**Task brief**
Copy every line of the listing exactly.
────────────────────
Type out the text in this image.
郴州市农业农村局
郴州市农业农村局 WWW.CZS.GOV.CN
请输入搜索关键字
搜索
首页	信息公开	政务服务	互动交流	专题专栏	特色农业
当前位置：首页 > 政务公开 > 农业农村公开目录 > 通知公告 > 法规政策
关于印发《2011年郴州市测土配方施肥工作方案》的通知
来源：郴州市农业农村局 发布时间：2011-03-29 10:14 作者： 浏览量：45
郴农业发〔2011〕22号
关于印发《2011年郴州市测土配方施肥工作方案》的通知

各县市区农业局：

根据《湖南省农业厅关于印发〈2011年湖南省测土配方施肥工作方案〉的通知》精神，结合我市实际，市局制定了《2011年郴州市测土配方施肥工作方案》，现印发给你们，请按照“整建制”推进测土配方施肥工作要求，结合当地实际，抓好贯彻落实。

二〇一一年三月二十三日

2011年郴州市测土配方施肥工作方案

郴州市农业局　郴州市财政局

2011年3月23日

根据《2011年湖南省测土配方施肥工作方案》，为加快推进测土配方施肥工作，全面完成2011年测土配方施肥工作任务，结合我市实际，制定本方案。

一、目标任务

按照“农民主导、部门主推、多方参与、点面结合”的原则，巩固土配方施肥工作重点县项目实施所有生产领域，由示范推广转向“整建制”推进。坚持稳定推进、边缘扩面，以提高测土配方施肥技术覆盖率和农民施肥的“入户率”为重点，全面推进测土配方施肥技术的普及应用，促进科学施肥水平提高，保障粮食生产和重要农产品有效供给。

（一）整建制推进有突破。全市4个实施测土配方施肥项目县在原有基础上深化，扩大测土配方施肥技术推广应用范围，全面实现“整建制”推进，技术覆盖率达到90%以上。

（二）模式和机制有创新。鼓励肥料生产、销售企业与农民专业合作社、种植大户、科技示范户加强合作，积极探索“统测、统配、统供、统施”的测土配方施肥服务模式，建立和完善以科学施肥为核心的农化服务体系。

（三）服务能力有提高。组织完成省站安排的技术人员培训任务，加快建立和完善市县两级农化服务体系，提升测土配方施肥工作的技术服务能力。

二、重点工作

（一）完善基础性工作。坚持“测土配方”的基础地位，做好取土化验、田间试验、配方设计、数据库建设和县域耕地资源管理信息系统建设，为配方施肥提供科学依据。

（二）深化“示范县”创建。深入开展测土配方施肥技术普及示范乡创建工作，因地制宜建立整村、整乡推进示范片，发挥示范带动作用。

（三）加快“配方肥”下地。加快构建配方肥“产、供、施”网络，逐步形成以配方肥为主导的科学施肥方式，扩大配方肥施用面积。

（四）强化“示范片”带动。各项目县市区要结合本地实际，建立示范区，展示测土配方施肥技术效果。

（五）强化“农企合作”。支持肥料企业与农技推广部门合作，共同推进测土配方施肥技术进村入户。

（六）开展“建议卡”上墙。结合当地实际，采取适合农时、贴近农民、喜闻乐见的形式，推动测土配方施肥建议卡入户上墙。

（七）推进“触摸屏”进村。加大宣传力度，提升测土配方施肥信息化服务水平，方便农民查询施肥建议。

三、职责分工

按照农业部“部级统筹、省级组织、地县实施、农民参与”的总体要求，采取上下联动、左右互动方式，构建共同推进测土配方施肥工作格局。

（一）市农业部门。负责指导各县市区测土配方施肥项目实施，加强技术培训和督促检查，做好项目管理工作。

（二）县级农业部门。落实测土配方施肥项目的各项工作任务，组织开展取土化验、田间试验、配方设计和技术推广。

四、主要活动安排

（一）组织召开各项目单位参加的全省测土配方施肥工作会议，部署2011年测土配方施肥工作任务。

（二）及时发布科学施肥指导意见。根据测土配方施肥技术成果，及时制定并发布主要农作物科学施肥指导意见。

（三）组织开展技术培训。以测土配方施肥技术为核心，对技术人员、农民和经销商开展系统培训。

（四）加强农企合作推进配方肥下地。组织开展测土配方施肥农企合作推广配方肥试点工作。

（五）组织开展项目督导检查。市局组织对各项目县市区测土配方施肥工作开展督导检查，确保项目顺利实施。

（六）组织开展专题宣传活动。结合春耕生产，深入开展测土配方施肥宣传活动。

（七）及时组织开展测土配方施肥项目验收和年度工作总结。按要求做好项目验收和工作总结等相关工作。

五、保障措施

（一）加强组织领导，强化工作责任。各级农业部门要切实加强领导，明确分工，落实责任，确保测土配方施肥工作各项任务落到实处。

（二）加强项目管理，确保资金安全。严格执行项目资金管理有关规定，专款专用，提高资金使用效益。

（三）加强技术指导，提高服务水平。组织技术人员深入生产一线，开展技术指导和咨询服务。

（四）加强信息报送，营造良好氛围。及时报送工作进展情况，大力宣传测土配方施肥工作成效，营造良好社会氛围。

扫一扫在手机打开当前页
────────────────────
**Expected answer**
Type out the text in this image.
郴州市农业农村局
郴州市农业农村局 WWW.CZS.GOV.CN
请输入搜索关键字
搜索
首页	信息公开	政务服务	互动交流	专题专栏	特色农业
当前位置：首页 > 政务公开 > 农业农村公开目录 > 通知公告 > 法规政策
关于印发《2011年郴州市测土配方施肥工作方案》的通知
来源：郴州市农业农村局 发布时间：2011-03-29 10:14 作者： 浏览量：45
郴农业发〔2011〕22号
关于印发《2011年郴州市测土配方施肥工作方案》的通知

各县市区农业局：

根据《湖南省农业厅关于印发〈2011年湖南省测土配方施肥工作方案〉的通知》精神，结合我市实际，市局制定了《2011年郴州市测土配方施肥工作方案》，现印发给你们，请按照“整建制”推进测土配方施肥工作要求，结合当地实际，抓好贯彻落实。

二〇一一年三月二十三日

2011年郴州市测土配方施肥工作方案

郴州市农业局　郴州市财政局

2011年3月23日

根据《2011年湖南省测土配方施肥工作方案》，为加快推进测土配方施肥工作，全面完成2011年测土配方施肥工作任务，结合我市实际，制定本方案。

一、目标任务

按照“农民主导、部门主推、多方参与、点面结合”的原则，巩固土配方施肥工作重点县项目实施所有生产领域，由示范推广转向“整建制”推进。坚持稳定推进、边缘扩面，以提高测土配方施肥技术覆盖率和农民施肥的“入户率”为重点，全面推进测土配方施肥技术的普及应用，促进科学施肥水平提高，保障粮食生产和重要农产品有效供给。

（一）整建制推进有突破。全市4个实施测土配方施肥项目县在原有基础上深化，扩大测土配方施肥技术推广应用范围，全面实现“整建制”推进，技术覆盖率达到90%以上。

（二）模式和机制有创新。鼓励肥料生产、销售企业与农民专业合作社、种植大户、科技示范户加强合作，积极探索“统测、统配、统供、统施”的测土配方施肥服务模式，建立和完善以科学施肥为核心的农化服务体系。

（三）服务能力有提高。组织完成省站安排的技术人员培训任务，加快建立和完善市县两级农化服务体系，提升测土配方施肥工作的技术服务能力。

二、重点工作

（一）完善基础性工作。坚持“测土配方”的基础地位，做好取土化验、田间试验、配方设计、数据库建设和县域耕地资源管理信息系统建设，为配方施肥提供科学依据。

（二）深化“示范县”创建。深入开展测土配方施肥技术普及示范乡创建工作，因地制宜建立整村、整乡推进示范片，发挥示范带动作用。

（三）加快“配方肥”下地。加快构建配方肥“产、供、施”网络，逐步形成以配方肥为主导的科学施肥方式，扩大配方肥施用面积。

（四）强化“示范片”带动。各项目县市区要结合本地实际，建立示范区，展示测土配方施肥技术效果。

（五）强化“农企合作”。支持肥料企业与农技推广部门合作，共同推进测土配方施肥技术进村入户。

（六）开展“建议卡”上墙。结合当地实际，采取适合农时、贴近农民、喜闻乐见的形式，推动测土配方施肥建议卡入户上墙。

（七）推进“触摸屏”进村。加大宣传力度，提升测土配方施肥信息化服务水平，方便农民查询施肥建议。

三、职责分工

按照农业部“部级统筹、省级组织、地县实施、农民参与”的总体要求，采取上下联动、左右互动方式，构建共同推进测土配方施肥工作格局。

（一）市农业部门。负责指导各县市区测土配方施肥项目实施，加强技术培训和督促检查，做好项目管理工作。

（二）县级农业部门。落实测土配方施肥项目的各项工作任务，组织开展取土化验、田间试验、配方设计和技术推广。

四、主要活动安排

（一）组织召开各项目单位参加的全省测土配方施肥工作会议，部署2011年测土配方施肥工作任务。

（二）及时发布科学施肥指导意见。根据测土配方施肥技术成果，及时制定并发布主要农作物科学施肥指导意见。

（三）组织开展技术培训。以测土配方施肥技术为核心，对技术人员、农民和经销商开展系统培训。

（四）加强农企合作推进配方肥下地。组织开展测土配方施肥农企合作推广配方肥试点工作。

（五）组织开展项目督导检查。市局组织对各项目县市区测土配方施肥工作开展督导检查，确保项目顺利实施。

（六）组织开展专题宣传活动。结合春耕生产，深入开展测土配方施肥宣传活动。

（七）及时组织开展测土配方施肥项目验收和年度工作总结。按要求做好项目验收和工作总结等相关工作。

五、保障措施

（一）加强组织领导，强化工作责任。各级农业部门要切实加强领导，明确分工，落实责任，确保测土配方施肥工作各项任务落到实处。

（二）加强项目管理，确保资金安全。严格执行项目资金管理有关规定，专款专用，提高资金使用效益。

（三）加强技术指导，提高服务水平。组织技术人员深入生产一线，开展技术指导和咨询服务。

（四）加强信息报送，营造良好氛围。及时报送工作进展情况，大力宣传测土配方施肥工作成效，营造良好社会氛围。

扫一扫在手机打开当前页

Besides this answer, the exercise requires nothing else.